Work to be completed -> Only the number is wanted: how many lines in the data contain "OECD"?

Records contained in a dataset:
★ ★ ★ ★

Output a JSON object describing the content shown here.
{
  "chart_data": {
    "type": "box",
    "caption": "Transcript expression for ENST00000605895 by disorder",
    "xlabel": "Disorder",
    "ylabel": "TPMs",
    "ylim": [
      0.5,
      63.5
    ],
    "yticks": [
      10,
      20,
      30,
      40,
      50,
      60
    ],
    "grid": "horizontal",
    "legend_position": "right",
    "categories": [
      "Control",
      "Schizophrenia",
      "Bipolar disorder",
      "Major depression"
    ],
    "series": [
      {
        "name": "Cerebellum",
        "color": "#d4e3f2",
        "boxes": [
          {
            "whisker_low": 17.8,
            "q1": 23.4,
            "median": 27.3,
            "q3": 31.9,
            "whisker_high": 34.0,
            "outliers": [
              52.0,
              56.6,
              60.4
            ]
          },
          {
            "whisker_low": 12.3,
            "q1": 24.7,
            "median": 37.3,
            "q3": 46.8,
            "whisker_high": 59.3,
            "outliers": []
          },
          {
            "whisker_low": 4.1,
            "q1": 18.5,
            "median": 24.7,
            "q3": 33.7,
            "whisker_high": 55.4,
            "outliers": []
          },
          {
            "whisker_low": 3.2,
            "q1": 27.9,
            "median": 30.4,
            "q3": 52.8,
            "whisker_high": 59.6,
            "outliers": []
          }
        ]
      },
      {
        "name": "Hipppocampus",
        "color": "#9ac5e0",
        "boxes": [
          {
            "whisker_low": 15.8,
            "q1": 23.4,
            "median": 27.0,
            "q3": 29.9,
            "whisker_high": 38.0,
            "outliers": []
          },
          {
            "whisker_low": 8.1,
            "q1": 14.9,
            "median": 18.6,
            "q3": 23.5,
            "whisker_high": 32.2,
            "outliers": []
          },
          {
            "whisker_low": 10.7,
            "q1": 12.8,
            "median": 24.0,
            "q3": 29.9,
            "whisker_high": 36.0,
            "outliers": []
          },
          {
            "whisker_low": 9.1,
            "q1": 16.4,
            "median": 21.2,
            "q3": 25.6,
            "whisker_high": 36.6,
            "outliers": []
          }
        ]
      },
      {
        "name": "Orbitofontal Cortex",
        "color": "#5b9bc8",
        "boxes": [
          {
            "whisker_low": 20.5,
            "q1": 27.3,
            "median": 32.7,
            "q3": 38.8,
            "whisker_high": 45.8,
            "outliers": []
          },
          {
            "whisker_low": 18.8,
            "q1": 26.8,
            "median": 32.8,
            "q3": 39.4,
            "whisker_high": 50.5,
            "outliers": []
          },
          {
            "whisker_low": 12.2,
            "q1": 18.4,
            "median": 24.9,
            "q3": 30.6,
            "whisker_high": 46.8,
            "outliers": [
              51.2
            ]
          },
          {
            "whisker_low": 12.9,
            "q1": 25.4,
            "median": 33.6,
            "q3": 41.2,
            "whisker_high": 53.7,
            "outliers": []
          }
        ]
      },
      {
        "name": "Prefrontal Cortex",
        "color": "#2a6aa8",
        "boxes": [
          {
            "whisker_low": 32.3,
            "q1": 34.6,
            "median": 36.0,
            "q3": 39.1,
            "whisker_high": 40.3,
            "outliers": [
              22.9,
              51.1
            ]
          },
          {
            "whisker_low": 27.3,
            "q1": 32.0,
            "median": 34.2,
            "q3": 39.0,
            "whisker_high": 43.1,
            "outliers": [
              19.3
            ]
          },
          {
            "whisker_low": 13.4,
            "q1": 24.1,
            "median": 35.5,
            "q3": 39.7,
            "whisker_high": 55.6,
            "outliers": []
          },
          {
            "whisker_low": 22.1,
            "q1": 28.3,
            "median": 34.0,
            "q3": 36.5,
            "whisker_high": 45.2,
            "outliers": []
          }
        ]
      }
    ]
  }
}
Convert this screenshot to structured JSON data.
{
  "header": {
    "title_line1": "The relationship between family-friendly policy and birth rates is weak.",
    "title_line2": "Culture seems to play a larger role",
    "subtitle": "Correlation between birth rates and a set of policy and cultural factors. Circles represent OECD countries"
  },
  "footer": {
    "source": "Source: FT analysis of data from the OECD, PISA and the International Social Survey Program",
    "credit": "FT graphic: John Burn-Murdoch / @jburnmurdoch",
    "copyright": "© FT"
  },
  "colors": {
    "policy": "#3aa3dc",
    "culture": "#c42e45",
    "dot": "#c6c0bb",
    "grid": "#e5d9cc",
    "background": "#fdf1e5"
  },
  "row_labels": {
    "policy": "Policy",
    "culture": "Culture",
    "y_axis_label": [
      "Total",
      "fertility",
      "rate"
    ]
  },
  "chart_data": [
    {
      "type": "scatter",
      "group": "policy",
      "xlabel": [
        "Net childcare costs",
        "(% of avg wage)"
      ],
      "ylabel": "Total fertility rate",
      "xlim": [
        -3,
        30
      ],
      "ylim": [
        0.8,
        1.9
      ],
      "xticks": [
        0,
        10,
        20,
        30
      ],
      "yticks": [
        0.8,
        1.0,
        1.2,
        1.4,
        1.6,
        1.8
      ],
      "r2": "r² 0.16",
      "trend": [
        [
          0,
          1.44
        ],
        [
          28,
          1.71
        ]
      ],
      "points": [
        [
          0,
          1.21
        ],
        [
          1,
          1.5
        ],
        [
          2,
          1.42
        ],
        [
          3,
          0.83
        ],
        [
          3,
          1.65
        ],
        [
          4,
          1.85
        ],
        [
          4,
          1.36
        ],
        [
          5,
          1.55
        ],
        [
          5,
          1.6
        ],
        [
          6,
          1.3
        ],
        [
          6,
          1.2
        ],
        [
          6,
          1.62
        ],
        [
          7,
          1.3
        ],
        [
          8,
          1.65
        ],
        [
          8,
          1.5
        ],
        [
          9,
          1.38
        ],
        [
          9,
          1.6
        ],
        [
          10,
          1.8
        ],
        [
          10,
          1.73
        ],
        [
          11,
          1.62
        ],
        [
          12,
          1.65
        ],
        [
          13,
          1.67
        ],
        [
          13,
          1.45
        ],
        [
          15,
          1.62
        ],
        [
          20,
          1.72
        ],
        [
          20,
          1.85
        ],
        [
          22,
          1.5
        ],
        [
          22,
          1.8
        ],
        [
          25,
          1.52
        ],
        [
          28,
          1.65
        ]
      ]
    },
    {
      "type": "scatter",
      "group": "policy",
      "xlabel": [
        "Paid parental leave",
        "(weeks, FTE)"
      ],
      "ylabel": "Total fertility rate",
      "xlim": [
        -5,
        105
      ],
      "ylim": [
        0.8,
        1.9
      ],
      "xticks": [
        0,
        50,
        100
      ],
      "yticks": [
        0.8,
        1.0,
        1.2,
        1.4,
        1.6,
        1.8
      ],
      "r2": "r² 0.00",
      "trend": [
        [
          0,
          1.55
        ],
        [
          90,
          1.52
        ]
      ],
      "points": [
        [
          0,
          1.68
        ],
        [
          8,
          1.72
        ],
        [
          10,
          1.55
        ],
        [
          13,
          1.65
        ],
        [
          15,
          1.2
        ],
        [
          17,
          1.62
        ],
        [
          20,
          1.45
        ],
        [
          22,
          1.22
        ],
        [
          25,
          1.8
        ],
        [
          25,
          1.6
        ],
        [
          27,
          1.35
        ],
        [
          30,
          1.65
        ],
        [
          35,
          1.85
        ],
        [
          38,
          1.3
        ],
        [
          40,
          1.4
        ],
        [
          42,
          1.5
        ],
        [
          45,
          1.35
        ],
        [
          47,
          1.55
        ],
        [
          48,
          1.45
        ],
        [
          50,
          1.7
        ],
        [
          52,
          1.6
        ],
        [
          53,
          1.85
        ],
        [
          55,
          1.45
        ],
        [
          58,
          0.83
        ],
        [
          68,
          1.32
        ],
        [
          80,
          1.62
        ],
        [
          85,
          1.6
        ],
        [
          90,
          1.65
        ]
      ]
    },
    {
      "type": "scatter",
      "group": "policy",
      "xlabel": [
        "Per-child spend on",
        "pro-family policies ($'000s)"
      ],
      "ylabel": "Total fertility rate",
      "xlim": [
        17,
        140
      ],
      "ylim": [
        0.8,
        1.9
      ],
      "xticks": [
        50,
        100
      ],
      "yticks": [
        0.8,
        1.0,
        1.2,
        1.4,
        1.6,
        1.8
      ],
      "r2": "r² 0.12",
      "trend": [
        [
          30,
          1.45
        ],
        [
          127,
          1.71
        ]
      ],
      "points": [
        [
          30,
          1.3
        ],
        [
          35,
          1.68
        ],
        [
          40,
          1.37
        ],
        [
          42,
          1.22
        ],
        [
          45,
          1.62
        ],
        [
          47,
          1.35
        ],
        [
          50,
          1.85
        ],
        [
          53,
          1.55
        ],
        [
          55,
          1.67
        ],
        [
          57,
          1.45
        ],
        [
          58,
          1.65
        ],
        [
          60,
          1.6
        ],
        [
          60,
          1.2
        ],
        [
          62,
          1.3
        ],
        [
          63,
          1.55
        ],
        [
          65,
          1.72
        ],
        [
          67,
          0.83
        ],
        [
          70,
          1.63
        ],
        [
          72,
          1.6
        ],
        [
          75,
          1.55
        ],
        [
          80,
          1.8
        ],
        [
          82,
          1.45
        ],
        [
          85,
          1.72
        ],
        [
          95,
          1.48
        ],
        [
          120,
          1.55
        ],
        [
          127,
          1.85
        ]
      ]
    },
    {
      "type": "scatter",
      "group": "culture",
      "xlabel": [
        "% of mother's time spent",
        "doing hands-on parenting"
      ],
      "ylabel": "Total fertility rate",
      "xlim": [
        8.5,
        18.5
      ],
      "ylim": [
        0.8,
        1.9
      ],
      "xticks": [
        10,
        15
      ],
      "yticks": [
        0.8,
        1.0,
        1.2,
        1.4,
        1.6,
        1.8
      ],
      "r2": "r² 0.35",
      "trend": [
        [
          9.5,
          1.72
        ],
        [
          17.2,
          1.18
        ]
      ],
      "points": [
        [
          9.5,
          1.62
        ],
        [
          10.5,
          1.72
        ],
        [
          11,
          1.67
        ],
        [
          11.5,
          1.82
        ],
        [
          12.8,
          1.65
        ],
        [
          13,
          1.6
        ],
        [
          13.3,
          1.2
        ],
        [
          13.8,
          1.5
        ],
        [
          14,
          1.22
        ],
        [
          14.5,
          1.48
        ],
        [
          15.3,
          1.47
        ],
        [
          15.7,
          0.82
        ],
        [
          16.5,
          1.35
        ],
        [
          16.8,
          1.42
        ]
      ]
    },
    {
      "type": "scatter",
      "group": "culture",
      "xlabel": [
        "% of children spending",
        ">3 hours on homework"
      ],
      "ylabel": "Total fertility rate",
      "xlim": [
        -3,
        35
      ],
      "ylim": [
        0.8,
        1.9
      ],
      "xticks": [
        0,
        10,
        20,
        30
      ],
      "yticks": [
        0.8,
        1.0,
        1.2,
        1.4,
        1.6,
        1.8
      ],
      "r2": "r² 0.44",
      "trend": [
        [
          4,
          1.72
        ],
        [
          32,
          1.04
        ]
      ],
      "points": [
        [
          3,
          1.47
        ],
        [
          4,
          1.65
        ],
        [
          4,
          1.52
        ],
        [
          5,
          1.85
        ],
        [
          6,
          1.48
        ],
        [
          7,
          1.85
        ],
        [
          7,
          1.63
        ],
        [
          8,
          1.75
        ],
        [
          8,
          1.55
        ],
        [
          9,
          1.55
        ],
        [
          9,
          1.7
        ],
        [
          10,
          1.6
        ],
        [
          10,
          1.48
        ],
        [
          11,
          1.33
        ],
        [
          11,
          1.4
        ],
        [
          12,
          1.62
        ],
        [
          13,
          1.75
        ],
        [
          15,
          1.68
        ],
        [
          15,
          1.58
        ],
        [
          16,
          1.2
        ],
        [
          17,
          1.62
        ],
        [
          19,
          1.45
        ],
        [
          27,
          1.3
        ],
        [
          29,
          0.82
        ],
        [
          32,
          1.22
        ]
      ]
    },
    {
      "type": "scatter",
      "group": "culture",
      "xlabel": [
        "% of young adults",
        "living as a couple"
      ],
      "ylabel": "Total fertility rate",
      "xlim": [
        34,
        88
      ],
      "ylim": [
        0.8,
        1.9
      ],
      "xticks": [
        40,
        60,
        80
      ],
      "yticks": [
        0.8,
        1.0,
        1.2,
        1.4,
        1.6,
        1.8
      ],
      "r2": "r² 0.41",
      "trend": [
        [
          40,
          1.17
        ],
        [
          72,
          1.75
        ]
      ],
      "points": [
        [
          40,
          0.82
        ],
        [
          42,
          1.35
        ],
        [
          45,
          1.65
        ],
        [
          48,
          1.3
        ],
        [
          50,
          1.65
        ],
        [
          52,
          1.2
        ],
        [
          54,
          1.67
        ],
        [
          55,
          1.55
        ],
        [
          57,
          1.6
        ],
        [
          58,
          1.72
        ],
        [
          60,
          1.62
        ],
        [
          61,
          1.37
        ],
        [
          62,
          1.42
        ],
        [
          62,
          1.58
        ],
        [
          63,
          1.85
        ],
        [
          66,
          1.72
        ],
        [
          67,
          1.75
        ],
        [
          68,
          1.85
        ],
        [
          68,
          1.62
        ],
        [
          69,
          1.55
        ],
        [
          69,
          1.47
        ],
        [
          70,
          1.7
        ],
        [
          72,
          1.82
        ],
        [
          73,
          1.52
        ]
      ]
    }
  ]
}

★ ★ ★ ★

Result -> 2